Set problem: No images are to be carried over; print all other material exactly as it stands.

The records:
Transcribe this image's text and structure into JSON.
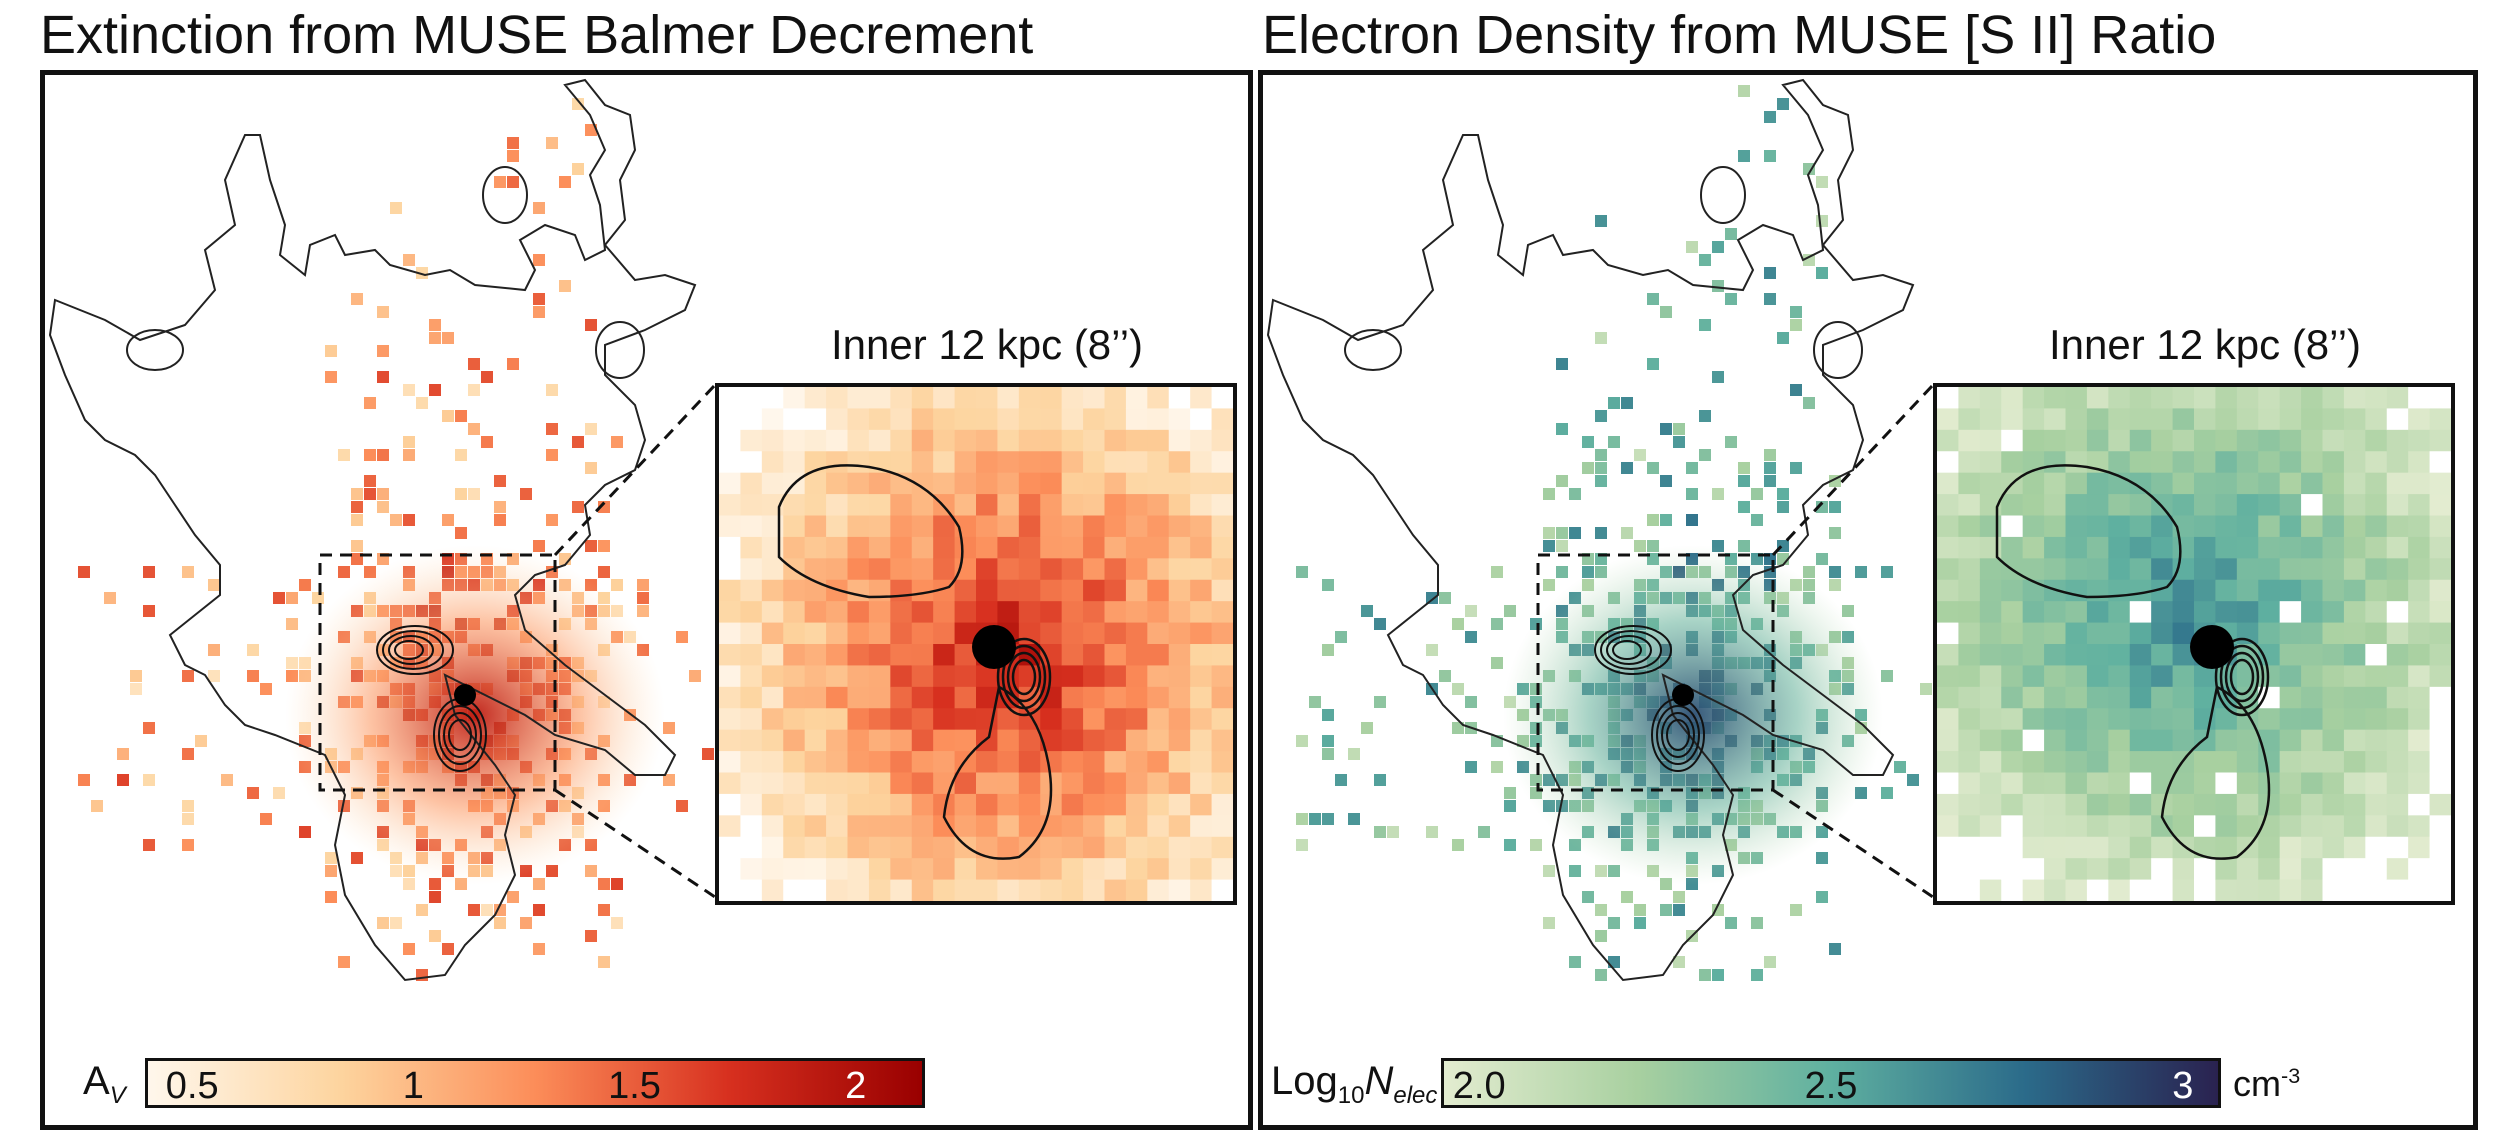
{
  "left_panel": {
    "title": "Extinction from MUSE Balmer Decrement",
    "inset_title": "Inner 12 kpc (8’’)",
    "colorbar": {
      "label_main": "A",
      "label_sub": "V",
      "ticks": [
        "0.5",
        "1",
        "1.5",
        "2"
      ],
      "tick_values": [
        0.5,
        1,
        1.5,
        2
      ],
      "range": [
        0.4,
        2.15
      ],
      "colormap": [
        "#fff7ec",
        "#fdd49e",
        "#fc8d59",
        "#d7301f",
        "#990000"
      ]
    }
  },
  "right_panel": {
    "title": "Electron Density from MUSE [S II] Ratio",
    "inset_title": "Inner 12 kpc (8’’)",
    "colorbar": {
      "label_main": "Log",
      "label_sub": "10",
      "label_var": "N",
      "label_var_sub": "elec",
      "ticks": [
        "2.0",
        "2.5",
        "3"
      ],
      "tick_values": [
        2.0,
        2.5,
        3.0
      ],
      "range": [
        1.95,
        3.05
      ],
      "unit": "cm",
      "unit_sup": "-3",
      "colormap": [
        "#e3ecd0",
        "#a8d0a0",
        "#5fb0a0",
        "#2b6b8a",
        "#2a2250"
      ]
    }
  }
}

Result below:
Transcribe this image's text and structure into JSON.
{
  "left_panel": {
    "title": "Extinction from MUSE Balmer Decrement",
    "inset_title": "Inner 12 kpc (8’’)",
    "colorbar": {
      "label_main": "A",
      "label_sub": "V",
      "ticks": [
        "0.5",
        "1",
        "1.5",
        "2"
      ],
      "tick_values": [
        0.5,
        1,
        1.5,
        2
      ],
      "range": [
        0.4,
        2.15
      ],
      "colormap": [
        "#fff7ec",
        "#fdd49e",
        "#fc8d59",
        "#d7301f",
        "#990000"
      ]
    }
  },
  "right_panel": {
    "title": "Electron Density from MUSE [S II] Ratio",
    "inset_title": "Inner 12 kpc (8’’)",
    "colorbar": {
      "label_main": "Log",
      "label_sub": "10",
      "label_var": "N",
      "label_var_sub": "elec",
      "ticks": [
        "2.0",
        "2.5",
        "3"
      ],
      "tick_values": [
        2.0,
        2.5,
        3.0
      ],
      "range": [
        1.95,
        3.05
      ],
      "unit": "cm",
      "unit_sup": "-3",
      "colormap": [
        "#e3ecd0",
        "#a8d0a0",
        "#5fb0a0",
        "#2b6b8a",
        "#2a2250"
      ]
    }
  }
}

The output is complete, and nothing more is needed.